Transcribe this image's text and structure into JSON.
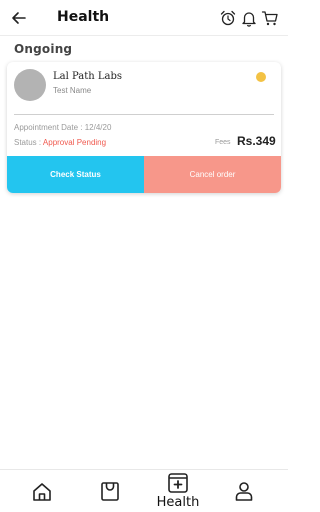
{
  "header": {
    "title": "Health",
    "back_icon": "arrow-left-icon",
    "icons": [
      "alarm-clock-icon",
      "bell-icon",
      "cart-icon"
    ]
  },
  "section": {
    "title": "Ongoing"
  },
  "order": {
    "lab_name": "Lal Path Labs",
    "test_name": "Test Name",
    "status_dot_color": "#f3c244",
    "appointment_label": "Appointment Date : 12/4/20",
    "status_label": "Status :",
    "status_value": "Approval Pending",
    "fees_label": "Fees",
    "fees_value": "Rs.349",
    "check_status_label": "Check Status",
    "cancel_label": "Cancel order"
  },
  "colors": {
    "check_status": "#23c5ef",
    "cancel": "#f7978a",
    "status_pending": "#f05a4f"
  },
  "bottom_nav": {
    "items": [
      {
        "icon": "home-icon",
        "label": ""
      },
      {
        "icon": "shopping-bag-icon",
        "label": ""
      },
      {
        "icon": "medical-plus-icon",
        "label": "Health",
        "active": true
      },
      {
        "icon": "user-icon",
        "label": ""
      }
    ]
  }
}
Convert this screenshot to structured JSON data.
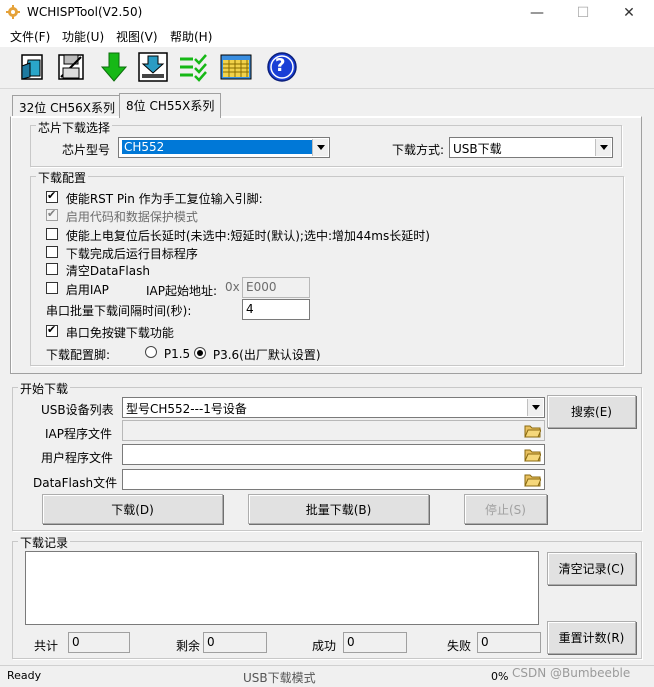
{
  "window": {
    "title": "WCHISPTool(V2.50)",
    "controls": {
      "minimize": "—",
      "maximize": "☐",
      "close": "✕"
    }
  },
  "menu": [
    "文件(F)",
    "功能(U)",
    "视图(V)",
    "帮助(H)"
  ],
  "toolbar": {
    "icons": [
      "open-file-icon",
      "save-file-icon",
      "download-arrow-icon",
      "chip-program-icon",
      "batch-verify-icon",
      "chip-grid-icon",
      "help-icon"
    ],
    "help_glyph": "?"
  },
  "tabs": [
    {
      "label": "32位 CH56X系列",
      "active": false
    },
    {
      "label": "8位 CH55X系列",
      "active": true
    }
  ],
  "chip_select": {
    "group_title": "芯片下载选择",
    "model_label": "芯片型号",
    "model_value": "CH552",
    "method_label": "下载方式:",
    "method_value": "USB下载"
  },
  "download_config": {
    "group_title": "下载配置",
    "options": [
      {
        "label": "使能RST Pin 作为手工复位输入引脚:",
        "checked": true,
        "disabled": false
      },
      {
        "label": "启用代码和数据保护模式",
        "checked": true,
        "disabled": true
      },
      {
        "label": "使能上电复位后长延时(未选中:短延时(默认);选中:增加44ms长延时)",
        "checked": false,
        "disabled": false
      },
      {
        "label": "下载完成后运行目标程序",
        "checked": false,
        "disabled": false
      },
      {
        "label": "清空DataFlash",
        "checked": false,
        "disabled": false
      }
    ],
    "iap_label": "启用IAP",
    "iap_checked": false,
    "iap_addr_label": "IAP起始地址:",
    "iap_addr_prefix": "0x",
    "iap_addr_value": "E000",
    "batch_interval_label": "串口批量下载间隔时间(秒):",
    "batch_interval_value": "4",
    "serial_nokey_label": "串口免按键下载功能",
    "serial_nokey_checked": true,
    "pin_label": "下载配置脚:",
    "pin_options": [
      {
        "label": "P1.5",
        "selected": false
      },
      {
        "label": "P3.6(出厂默认设置)",
        "selected": true
      }
    ]
  },
  "start_download": {
    "group_title": "开始下载",
    "usb_list_label": "USB设备列表",
    "usb_list_value": "型号CH552---1号设备",
    "search_button": "搜索(E)",
    "iap_file_label": "IAP程序文件",
    "iap_file_value": "",
    "user_file_label": "用户程序文件",
    "user_file_value": "",
    "dataflash_file_label": "DataFlash文件",
    "dataflash_file_value": "",
    "download_button": "下载(D)",
    "batch_download_button": "批量下载(B)",
    "stop_button": "停止(S)"
  },
  "log": {
    "group_title": "下载记录",
    "clear_button": "清空记录(C)",
    "reset_count_button": "重置计数(R)",
    "total_label": "共计",
    "total_value": "0",
    "remain_label": "剩余",
    "remain_value": "0",
    "success_label": "成功",
    "success_value": "0",
    "fail_label": "失败",
    "fail_value": "0"
  },
  "status": {
    "ready": "Ready",
    "mode": "USB下载模式",
    "progress": "0%",
    "watermark": "CSDN @Bumbeeble"
  },
  "colors": {
    "selection": "#0078d7",
    "help_blue": "#1a3fd6",
    "arrow_green": "#16b816"
  }
}
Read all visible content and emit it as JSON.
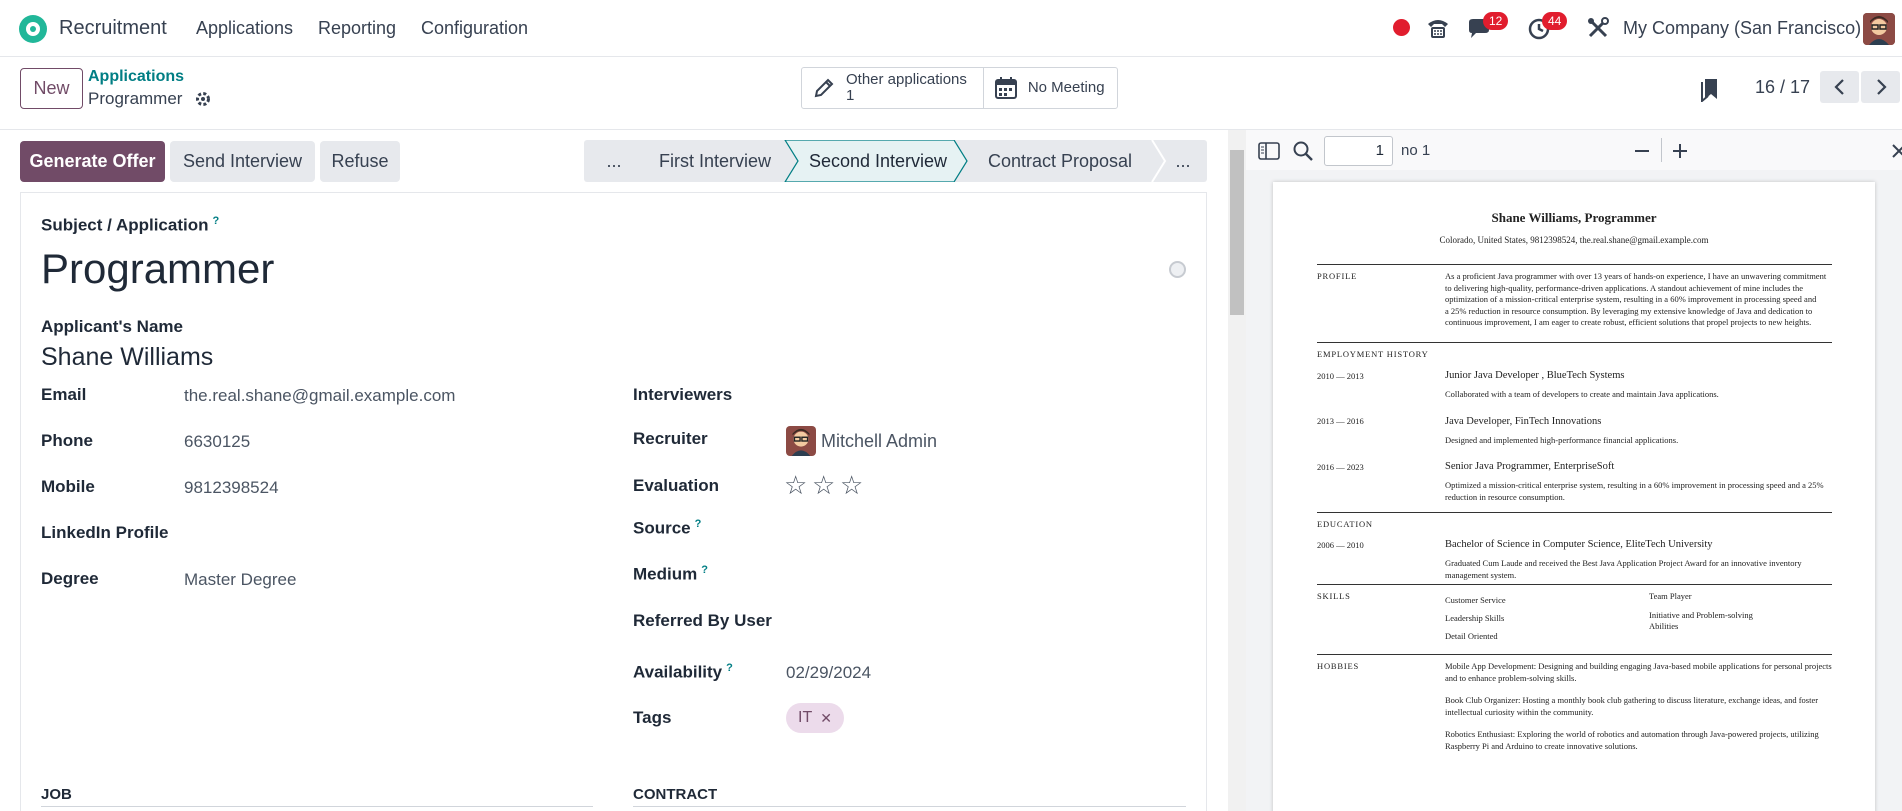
{
  "nav": {
    "app_name": "Recruitment",
    "menu": [
      "Applications",
      "Reporting",
      "Configuration"
    ],
    "messages_count": "12",
    "activities_count": "44",
    "company": "My Company (San Francisco)"
  },
  "control": {
    "new_label": "New",
    "breadcrumb_parent": "Applications",
    "breadcrumb_current": "Programmer",
    "other_applications_label": "Other applications",
    "other_applications_count": "1",
    "meeting_label": "No Meeting",
    "pager": "16 / 17"
  },
  "actions": {
    "generate_offer": "Generate Offer",
    "send_interview": "Send Interview",
    "refuse": "Refuse"
  },
  "stages": {
    "more_left": "...",
    "first": "First Interview",
    "current": "Second Interview",
    "next": "Contract Proposal",
    "more_right": "..."
  },
  "form": {
    "subject_label": "Subject / Application",
    "subject_help": "?",
    "subject": "Programmer",
    "applicant_label": "Applicant's Name",
    "applicant": "Shane Williams",
    "email_label": "Email",
    "email": "the.real.shane@gmail.example.com",
    "phone_label": "Phone",
    "phone": "6630125",
    "mobile_label": "Mobile",
    "mobile": "9812398524",
    "linkedin_label": "LinkedIn Profile",
    "degree_label": "Degree",
    "degree": "Master Degree",
    "interviewers_label": "Interviewers",
    "recruiter_label": "Recruiter",
    "recruiter": "Mitchell Admin",
    "evaluation_label": "Evaluation",
    "evaluation_stars": 0,
    "source_label": "Source",
    "medium_label": "Medium",
    "referred_label": "Referred By User",
    "availability_label": "Availability",
    "availability": "02/29/2024",
    "tags_label": "Tags",
    "tags": [
      "IT"
    ],
    "job_section": "JOB",
    "contract_section": "CONTRACT"
  },
  "pdf": {
    "page_input": "1",
    "page_of": "no 1",
    "name_title": "Shane Williams, Programmer",
    "contact": "Colorado, United States, 9812398524, the.real.shane@gmail.example.com",
    "profile_heading": "PROFILE",
    "profile_lines": [
      "As a proficient Java programmer with over 13 years of hands-on experience, I have an unwavering commitment",
      "to delivering high-quality, performance-driven applications. A standout achievement of mine includes the",
      "optimization of a mission-critical enterprise system, resulting in a 60% improvement in processing speed and",
      "a 25% reduction in resource consumption. By leveraging my extensive knowledge of Java and dedication to",
      "continuous improvement, I am eager to create robust, efficient solutions that propel projects to new heights."
    ],
    "employment_heading": "EMPLOYMENT HISTORY",
    "jobs": [
      {
        "dates": "2010 — 2013",
        "title": "Junior Java Developer , BlueTech Systems",
        "desc": [
          "Collaborated with a team of developers to create and maintain Java applications."
        ]
      },
      {
        "dates": "2013 — 2016",
        "title": "Java Developer, FinTech Innovations",
        "desc": [
          "Designed and implemented high-performance financial applications."
        ]
      },
      {
        "dates": "2016 — 2023",
        "title": "Senior Java Programmer, EnterpriseSoft",
        "desc": [
          "Optimized a mission-critical enterprise system, resulting in a 60% improvement in processing speed and a 25%",
          "reduction in resource consumption."
        ]
      }
    ],
    "education_heading": "EDUCATION",
    "education": {
      "dates": "2006 — 2010",
      "title": "Bachelor of Science in Computer Science, EliteTech University",
      "desc": [
        "Graduated Cum Laude and received the Best Java Application Project Award for an innovative inventory",
        "management system."
      ]
    },
    "skills_heading": "SKILLS",
    "skills_col1": [
      "Customer Service",
      "Leadership Skills",
      "Detail Oriented"
    ],
    "skills_col2": [
      "Team Player",
      "Initiative and Problem-solving",
      "Abilities"
    ],
    "hobbies_heading": "HOBBIES",
    "hobbies": [
      [
        "Mobile App Development: Designing and building engaging Java-based mobile applications for personal projects",
        "and to enhance problem-solving skills."
      ],
      [
        "Book Club Organizer: Hosting a monthly book club gathering to discuss literature, exchange ideas, and foster",
        "intellectual curiosity within the community."
      ],
      [
        "Robotics Enthusiast: Exploring the world of robotics and automation through Java-powered projects, utilizing",
        "Raspberry Pi and Arduino to create innovative solutions."
      ]
    ]
  }
}
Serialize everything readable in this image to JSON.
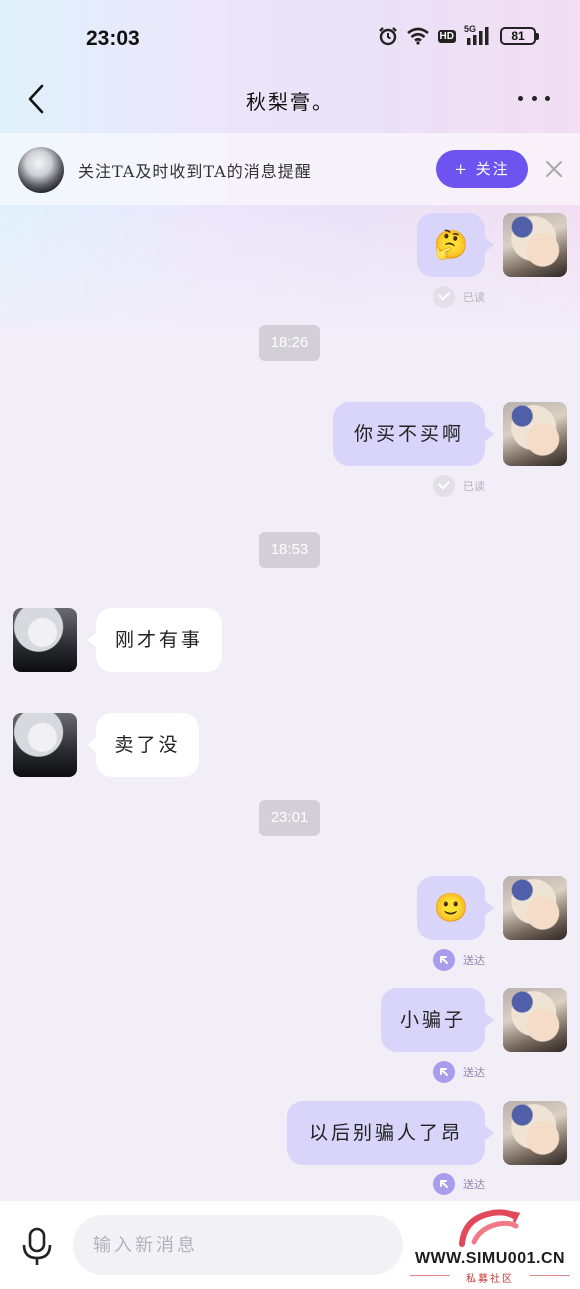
{
  "status_bar": {
    "time": "23:03",
    "network": "5G",
    "hd": "HD",
    "battery": "81"
  },
  "header": {
    "title": "秋梨膏。"
  },
  "follow_banner": {
    "text": "关注TA及时收到TA的消息提醒",
    "button_label": "+ 关注"
  },
  "messages": [
    {
      "from": "me",
      "content": "🤔",
      "status": "已读"
    },
    {
      "timestamp": "18:26"
    },
    {
      "from": "me",
      "content": "你买不买啊",
      "status": "已读"
    },
    {
      "timestamp": "18:53"
    },
    {
      "from": "them",
      "content": "刚才有事"
    },
    {
      "from": "them",
      "content": "卖了没"
    },
    {
      "timestamp": "23:01"
    },
    {
      "from": "me",
      "content": "🙂",
      "status": "送达"
    },
    {
      "from": "me",
      "content": "小骗子",
      "status": "送达"
    },
    {
      "from": "me",
      "content": "以后别骗人了昂",
      "status": "送达"
    }
  ],
  "input": {
    "placeholder": "输入新消息"
  },
  "watermark": {
    "text": "WWW.SIMU001.CN",
    "subtitle": "私募社区"
  },
  "colors": {
    "accent": "#6d54f0",
    "my_bubble": "#d8d4fa",
    "their_bubble": "#ffffff",
    "timestamp_bg": "#d2cfd8"
  }
}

-------------------------

▶ **Stated problem**
Which lines of the data include "speed"? Copy each of them.

▶ **Solution for this task**
      "optimization of a mission-critical enterprise system, resulting in a 60% improvement in processing speed and",
          "Optimized a mission-critical enterprise system, resulting in a 60% improvement in processing speed and a 25%",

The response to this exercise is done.